### WHAT THIS TASK INVOLVES
Format the lines of the items below as a JSON list of strings, one string per line, with blank lines omitted and the pictures left out.

---*---

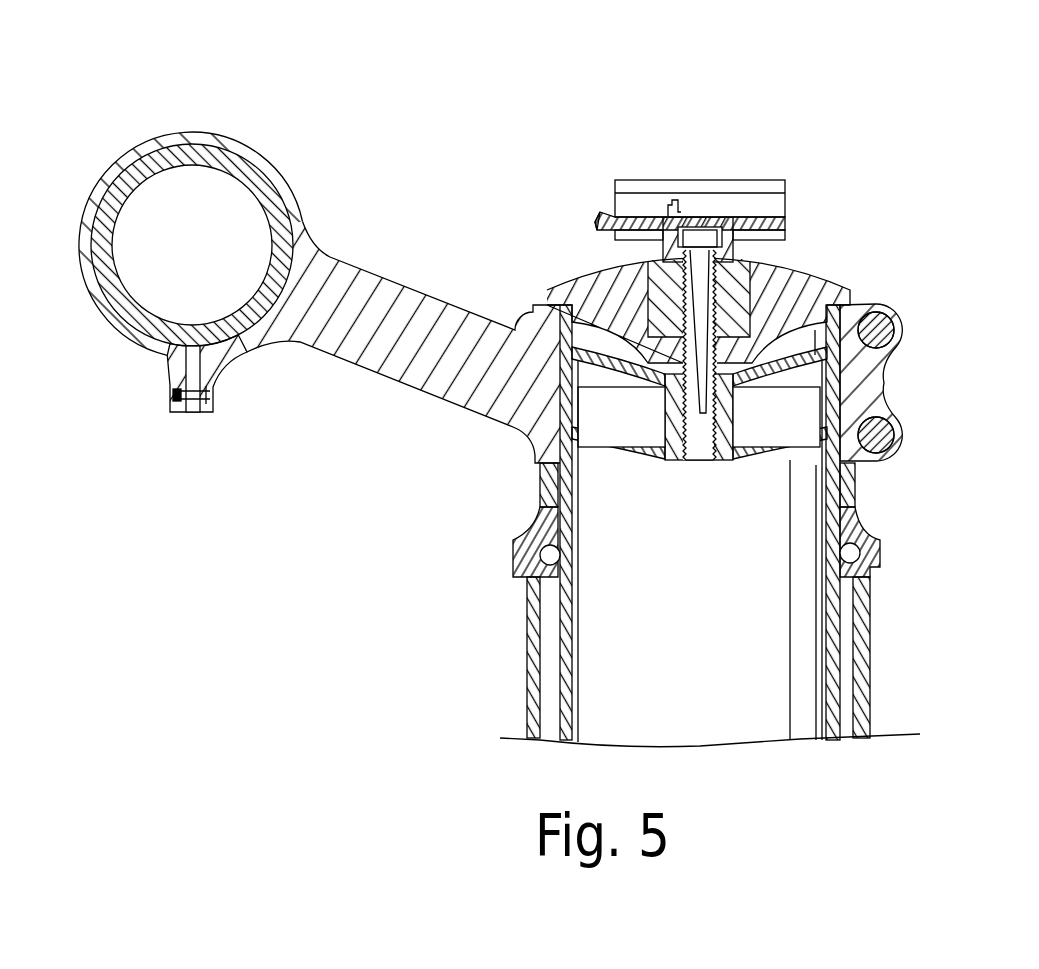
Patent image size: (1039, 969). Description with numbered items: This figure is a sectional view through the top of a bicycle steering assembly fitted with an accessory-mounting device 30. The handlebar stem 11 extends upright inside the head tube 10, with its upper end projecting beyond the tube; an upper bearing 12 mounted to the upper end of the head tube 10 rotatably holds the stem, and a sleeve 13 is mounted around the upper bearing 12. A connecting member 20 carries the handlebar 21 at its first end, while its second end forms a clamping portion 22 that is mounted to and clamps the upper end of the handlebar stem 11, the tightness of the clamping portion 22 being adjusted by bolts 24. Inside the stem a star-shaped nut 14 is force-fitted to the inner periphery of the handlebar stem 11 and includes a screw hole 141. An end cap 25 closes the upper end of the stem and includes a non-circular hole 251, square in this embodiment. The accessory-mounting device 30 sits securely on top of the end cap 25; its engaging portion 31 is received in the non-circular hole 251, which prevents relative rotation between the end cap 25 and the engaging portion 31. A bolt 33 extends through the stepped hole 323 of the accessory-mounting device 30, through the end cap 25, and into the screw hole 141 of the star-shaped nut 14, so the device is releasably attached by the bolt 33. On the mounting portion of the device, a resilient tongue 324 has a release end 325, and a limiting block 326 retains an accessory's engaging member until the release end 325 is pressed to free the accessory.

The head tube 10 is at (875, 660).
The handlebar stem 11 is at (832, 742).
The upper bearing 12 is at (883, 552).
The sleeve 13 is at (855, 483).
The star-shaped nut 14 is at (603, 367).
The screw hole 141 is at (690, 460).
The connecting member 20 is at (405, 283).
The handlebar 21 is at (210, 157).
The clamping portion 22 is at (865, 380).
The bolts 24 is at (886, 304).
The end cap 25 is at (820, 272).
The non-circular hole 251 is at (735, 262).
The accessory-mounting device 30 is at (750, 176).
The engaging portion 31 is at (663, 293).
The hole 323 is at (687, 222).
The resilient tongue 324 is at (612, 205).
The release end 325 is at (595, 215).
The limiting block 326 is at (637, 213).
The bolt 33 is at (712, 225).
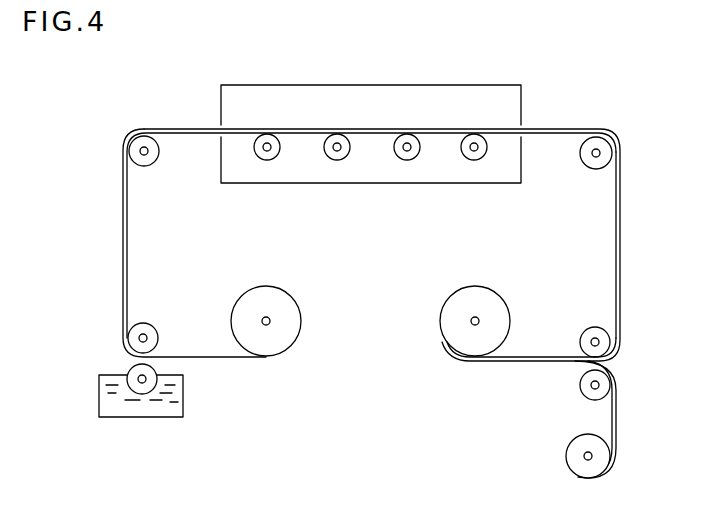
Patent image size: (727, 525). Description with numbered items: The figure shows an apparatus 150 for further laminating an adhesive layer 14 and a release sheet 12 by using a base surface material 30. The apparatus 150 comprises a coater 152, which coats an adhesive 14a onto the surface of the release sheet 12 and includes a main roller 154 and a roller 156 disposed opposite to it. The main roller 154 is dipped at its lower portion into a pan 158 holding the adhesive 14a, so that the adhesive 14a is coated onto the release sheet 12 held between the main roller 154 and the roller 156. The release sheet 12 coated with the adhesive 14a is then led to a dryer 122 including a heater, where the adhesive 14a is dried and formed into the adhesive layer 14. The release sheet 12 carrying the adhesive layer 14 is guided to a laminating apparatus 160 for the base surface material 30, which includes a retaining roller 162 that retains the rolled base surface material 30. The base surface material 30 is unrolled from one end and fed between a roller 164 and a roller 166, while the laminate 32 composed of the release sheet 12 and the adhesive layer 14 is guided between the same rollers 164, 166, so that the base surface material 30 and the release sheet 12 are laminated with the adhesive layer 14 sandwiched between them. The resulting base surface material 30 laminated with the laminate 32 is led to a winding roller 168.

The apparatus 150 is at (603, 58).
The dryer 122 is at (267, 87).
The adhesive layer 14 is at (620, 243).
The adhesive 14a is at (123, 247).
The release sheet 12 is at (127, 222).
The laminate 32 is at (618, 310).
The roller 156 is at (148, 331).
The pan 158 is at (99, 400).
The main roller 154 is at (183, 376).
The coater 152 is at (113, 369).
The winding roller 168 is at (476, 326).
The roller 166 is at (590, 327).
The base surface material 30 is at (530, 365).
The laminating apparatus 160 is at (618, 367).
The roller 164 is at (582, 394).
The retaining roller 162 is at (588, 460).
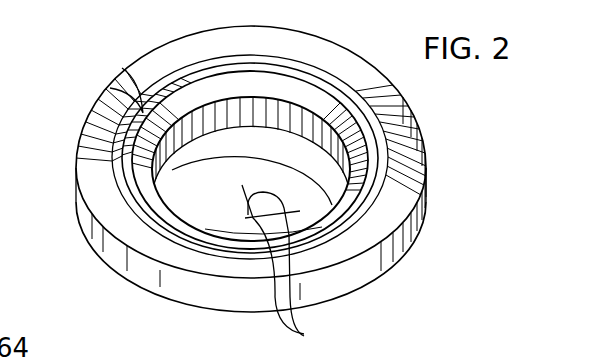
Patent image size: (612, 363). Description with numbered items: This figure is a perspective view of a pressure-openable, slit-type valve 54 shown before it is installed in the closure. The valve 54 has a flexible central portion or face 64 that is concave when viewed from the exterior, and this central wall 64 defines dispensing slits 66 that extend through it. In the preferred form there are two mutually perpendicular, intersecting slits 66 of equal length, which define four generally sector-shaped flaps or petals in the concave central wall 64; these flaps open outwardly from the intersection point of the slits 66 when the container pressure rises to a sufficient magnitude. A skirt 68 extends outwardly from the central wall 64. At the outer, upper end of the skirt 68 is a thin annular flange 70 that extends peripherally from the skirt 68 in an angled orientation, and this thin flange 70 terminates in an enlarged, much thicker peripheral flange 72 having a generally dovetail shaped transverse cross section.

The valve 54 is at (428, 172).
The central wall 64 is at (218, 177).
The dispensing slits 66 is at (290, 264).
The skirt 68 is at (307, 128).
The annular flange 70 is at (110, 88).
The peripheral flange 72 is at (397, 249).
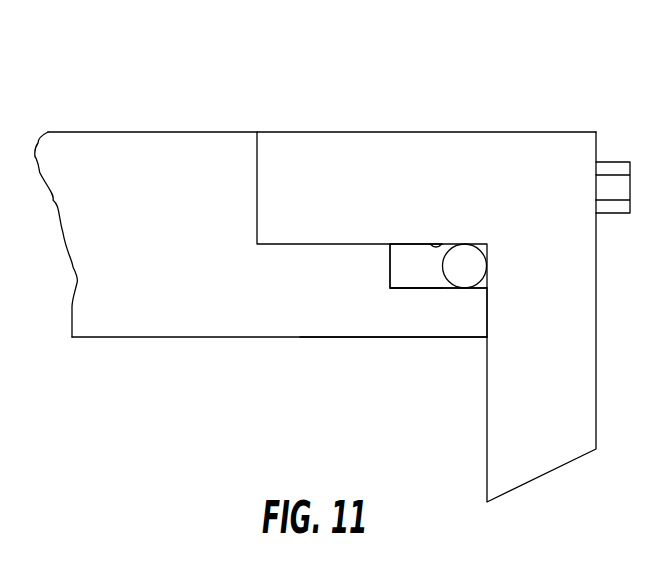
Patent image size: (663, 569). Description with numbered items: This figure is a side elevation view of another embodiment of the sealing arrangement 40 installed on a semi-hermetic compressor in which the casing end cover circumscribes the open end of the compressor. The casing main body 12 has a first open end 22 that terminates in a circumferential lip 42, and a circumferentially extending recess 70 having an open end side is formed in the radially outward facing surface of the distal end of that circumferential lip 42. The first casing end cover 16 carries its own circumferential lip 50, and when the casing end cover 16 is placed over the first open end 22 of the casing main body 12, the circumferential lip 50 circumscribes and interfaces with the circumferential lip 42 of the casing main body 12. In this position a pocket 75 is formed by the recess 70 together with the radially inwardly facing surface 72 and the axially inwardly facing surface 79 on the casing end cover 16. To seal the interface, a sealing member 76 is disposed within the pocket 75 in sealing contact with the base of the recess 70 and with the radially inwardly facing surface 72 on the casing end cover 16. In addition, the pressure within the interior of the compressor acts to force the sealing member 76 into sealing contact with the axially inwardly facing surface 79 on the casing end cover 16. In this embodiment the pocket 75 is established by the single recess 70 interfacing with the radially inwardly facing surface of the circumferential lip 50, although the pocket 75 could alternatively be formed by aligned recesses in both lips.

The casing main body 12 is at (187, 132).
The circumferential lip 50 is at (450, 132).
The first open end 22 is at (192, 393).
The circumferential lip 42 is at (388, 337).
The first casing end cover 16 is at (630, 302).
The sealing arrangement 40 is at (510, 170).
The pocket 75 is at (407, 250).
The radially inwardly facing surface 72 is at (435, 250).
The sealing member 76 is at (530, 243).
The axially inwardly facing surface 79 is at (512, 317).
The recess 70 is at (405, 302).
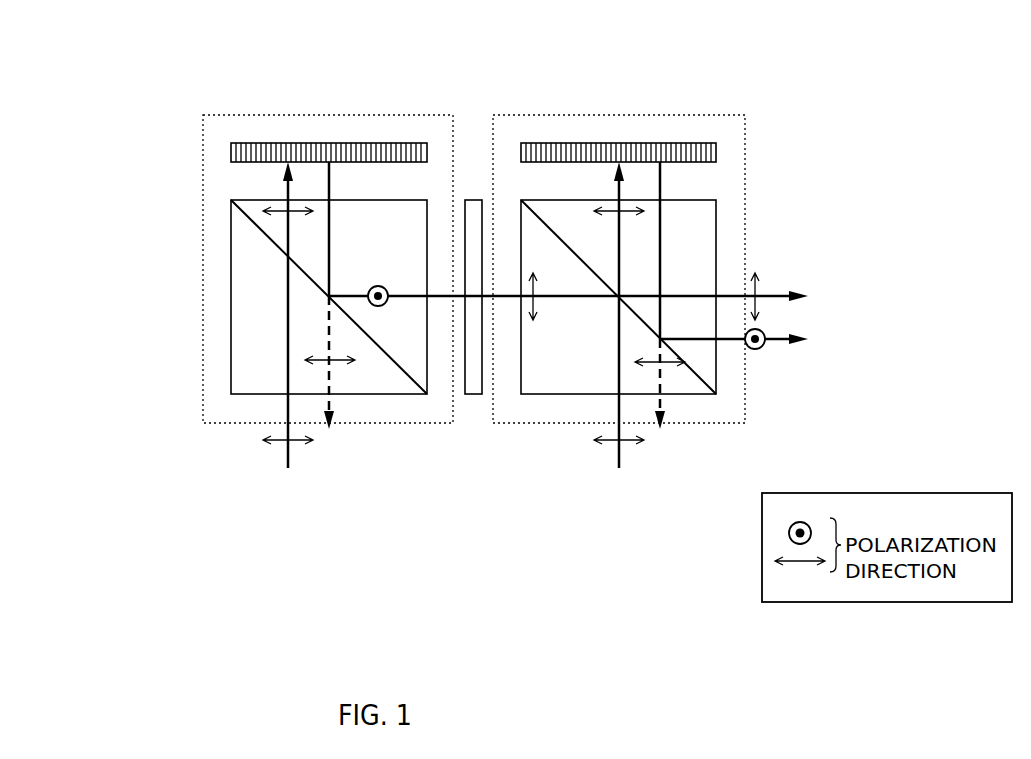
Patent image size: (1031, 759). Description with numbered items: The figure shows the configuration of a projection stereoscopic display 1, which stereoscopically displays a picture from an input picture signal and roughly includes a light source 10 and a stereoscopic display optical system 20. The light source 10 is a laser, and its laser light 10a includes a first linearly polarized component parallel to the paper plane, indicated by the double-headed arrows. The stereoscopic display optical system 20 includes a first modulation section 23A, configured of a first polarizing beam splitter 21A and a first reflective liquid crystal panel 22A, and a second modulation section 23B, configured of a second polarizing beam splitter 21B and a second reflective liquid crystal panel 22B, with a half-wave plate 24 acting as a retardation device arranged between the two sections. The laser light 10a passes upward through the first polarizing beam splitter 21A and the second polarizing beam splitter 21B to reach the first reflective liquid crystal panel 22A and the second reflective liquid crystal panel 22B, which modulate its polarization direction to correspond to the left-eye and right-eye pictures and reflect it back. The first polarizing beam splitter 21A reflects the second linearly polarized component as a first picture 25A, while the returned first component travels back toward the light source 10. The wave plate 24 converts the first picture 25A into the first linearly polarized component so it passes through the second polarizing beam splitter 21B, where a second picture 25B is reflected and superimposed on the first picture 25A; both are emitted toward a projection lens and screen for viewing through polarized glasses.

---*---

### FULL OUTPUT
[
  "Patent image size: (1039, 969). Description with numbered items: This figure is a sectional view through the top of a bicycle steering assembly fitted with an accessory-mounting device 30. The handlebar stem 11 extends upright inside the head tube 10, with its upper end projecting beyond the tube; an upper bearing 12 mounted to the upper end of the head tube 10 rotatably holds the stem, and a sleeve 13 is mounted around the upper bearing 12. A connecting member 20 carries the handlebar 21 at its first end, while its second end forms a clamping portion 22 that is mounted to and clamps the upper end of the handlebar stem 11, the tightness of the clamping portion 22 being adjusted by bolts 24. Inside the stem a star-shaped nut 14 is force-fitted to the inner periphery of the handlebar stem 11 and includes a screw hole 141. An end cap 25 closes the upper end of the stem and includes a non-circular hole 251, square in this embodiment. The accessory-mounting device 30 sits securely on top of the end cap 25; its engaging portion 31 is received in the non-circular hole 251, which prevents relative rotation between the end cap 25 and the engaging portion 31. A bolt 33 extends through the stepped hole 323 of the accessory-mounting device 30, through the end cap 25, and into the screw hole 141 of the star-shaped nut 14, so the device is releasably attached by the bolt 33. On the mounting portion of the device, a resilient tongue 324 has a release end 325, and a limiting block 326 retains an accessory's engaging member until the release end 325 is pressed to free the accessory.",
  "The head tube 10 is at (875, 660).",
  "The handlebar stem 11 is at (832, 742).",
  "The upper bearing 12 is at (883, 552).",
  "The sleeve 13 is at (855, 483).",
  "The star-shaped nut 14 is at (603, 367).",
  "The screw hole 141 is at (690, 460).",
  "The connecting member 20 is at (405, 283).",
  "The handlebar 21 is at (210, 157).",
  "The clamping portion 22 is at (865, 380).",
  "The bolts 24 is at (886, 304).",
  "The end cap 25 is at (820, 272).",
  "The non-circular hole 251 is at (735, 262).",
  "The accessory-mounting device 30 is at (750, 176).",
  "The engaging portion 31 is at (663, 293).",
  "The hole 323 is at (687, 222).",
  "The resilient tongue 324 is at (612, 205).",
  "The release end 325 is at (595, 215).",
  "The limiting block 326 is at (637, 213).",
  "The bolt 33 is at (712, 225).",
  "Patent image size: (727, 525). Description with numbered items: The figure shows an apparatus 150 for further laminating an adhesive layer 14 and a release sheet 12 by using a base surface material 30. The apparatus 150 comprises a coater 152, which coats an adhesive 14a onto the surface of the release sheet 12 and includes a main roller 154 and a roller 156 disposed opposite to it. The main roller 154 is dipped at its lower portion into a pan 158 holding the adhesive 14a, so that the adhesive 14a is coated onto the release sheet 12 held between the main roller 154 and the roller 156. The release sheet 12 coated with the adhesive 14a is then led to a dryer 122 including a heater, where the adhesive 14a is dried and formed into the adhesive layer 14. The release sheet 12 carrying the adhesive layer 14 is guided to a laminating apparatus 160 for the base surface material 30, which includes a retaining roller 162 that retains the rolled base surface material 30. The base surface material 30 is unrolled from one end and fed between a roller 164 and a roller 166, while the laminate 32 composed of the release sheet 12 and the adhesive layer 14 is guided between the same rollers 164, 166, so that the base surface material 30 and the release sheet 12 are laminated with the adhesive layer 14 sandwiched between them. The resulting base surface material 30 laminated with the laminate 32 is led to a winding roller 168.",
  "The apparatus 150 is at (603, 58).",
  "The dryer 122 is at (267, 87).",
  "The adhesive layer 14 is at (620, 243).",
  "The adhesive 14a is at (123, 247).",
  "The release sheet 12 is at (127, 222).",
  "The laminate 32 is at (618, 310).",
  "The roller 156 is at (148, 331).",
  "The pan 158 is at (99, 400).",
  "The main roller 154 is at (183, 376).",
  "The coater 152 is at (113, 369).",
  "The winding roller 168 is at (476, 326).",
  "The roller 166 is at (590, 327).",
  "The base surface material 30 is at (530, 365).",
  "The laminating apparatus 160 is at (618, 367).",
  "The roller 164 is at (582, 394).",
  "The retaining roller 162 is at (588, 460).",
  "Patent image size: (612, 363). Description with numbered items: This figure is a perspective view of a pressure-openable, slit-type valve 54 shown before it is installed in the closure. The valve 54 has a flexible central portion or face 64 that is concave when viewed from the exterior, and this central wall 64 defines dispensing slits 66 that extend through it. In the preferred form there are two mutually perpendicular, intersecting slits 66 of equal length, which define four generally sector-shaped flaps or petals in the concave central wall 64; these flaps open outwardly from the intersection point of the slits 66 when the container pressure rises to a sufficient magnitude. A skirt 68 extends outwardly from the central wall 64. At the outer, upper end of the skirt 68 is a thin annular flange 70 that extends peripherally from the skirt 68 in an angled orientation, and this thin flange 70 terminates in an enlarged, much thicker peripheral flange 72 having a generally dovetail shaped transverse cross section.",
  "The valve 54 is at (428, 172).",
  "The central wall 64 is at (218, 177).",
  "The dispensing slits 66 is at (290, 264).",
  "The skirt 68 is at (307, 128).",
  "The annular flange 70 is at (110, 88).",
  "The peripheral flange 72 is at (397, 249).",
  "Patent image size: (663, 569). Description with numbered items: This figure is a side elevation view of another embodiment of the sealing arrangement 40 installed on a semi-hermetic compressor in which the casing end cover circumscribes the open end of the compressor. The casing main body 12 has a first open end 22 that terminates in a circumferential lip 42, and a circumferentially extending recess 70 having an open end side is formed in the radially outward facing surface of the distal end of that circumferential lip 42. The first casing end cover 16 carries its own circumferential lip 50, and when the casing end cover 16 is placed over the first open end 22 of the casing main body 12, the circumferential lip 50 circumscribes and interfaces with the circumferential lip 42 of the casing main body 12. In this position a pocket 75 is formed by the recess 70 together with the radially inwardly facing surface 72 and the axially inwardly facing surface 79 on the casing end cover 16. To seal the interface, a sealing member 76 is disposed within the pocket 75 in sealing contact with the base of the recess 70 and with the radially inwardly facing surface 72 on the casing end cover 16. In addition, the pressure within the interior of the compressor acts to force the sealing member 76 into sealing contact with the axially inwardly facing surface 79 on the casing end cover 16. In this embodiment the pocket 75 is established by the single recess 70 interfacing with the radially inwardly facing surface of the circumferential lip 50, although the pocket 75 could alternatively be formed by aligned recesses in both lips.",
  "The casing main body 12 is at (187, 132).",
  "The circumferential lip 50 is at (450, 132).",
  "The first open end 22 is at (192, 393).",
  "The circumferential lip 42 is at (388, 337).",
  "The first casing end cover 16 is at (630, 302).",
  "The sealing arrangement 40 is at (510, 170).",
  "The pocket 75 is at (407, 250).",
  "The radially inwardly facing surface 72 is at (435, 250).",
  "The sealing member 76 is at (530, 243).",
  "The axially inwardly facing surface 79 is at (512, 317).",
  "The recess 70 is at (405, 302).",
  "Patent image size: (1031, 759). Description with numbered items: The figure shows the configuration of a projection stereoscopic display 1, which stereoscopically displays a picture from an input picture signal and roughly includes a light source 10 and a stereoscopic display optical system 20. The light source 10 is a laser, and its laser light 10a includes a first linearly polarized component parallel to the paper plane, indicated by the double-headed arrows. The stereoscopic display optical system 20 includes a first modulation section 23A, configured of a first polarizing beam splitter 21A and a first reflective liquid crystal panel 22A, and a second modulation section 23B, configured of a second polarizing beam splitter 21B and a second reflective liquid crystal panel 22B, with a half-wave plate 24 acting as a retardation device arranged between the two sections. The laser light 10a passes upward through the first polarizing beam splitter 21A and the second polarizing beam splitter 21B to reach the first reflective liquid crystal panel 22A and the second reflective liquid crystal panel 22B, which modulate its polarization direction to correspond to the left-eye and right-eye pictures and reflect it back. The first polarizing beam splitter 21A reflects the second linearly polarized component as a first picture 25A, while the returned first component travels back toward the light source 10. The wave plate 24 converts the first picture 25A into the first linearly polarized component so it passes through the second polarizing beam splitter 21B, where a second picture 25B is reflected and superimposed on the first picture 25A; both are emitted toward a projection lens and screen for viewing through polarized glasses."
]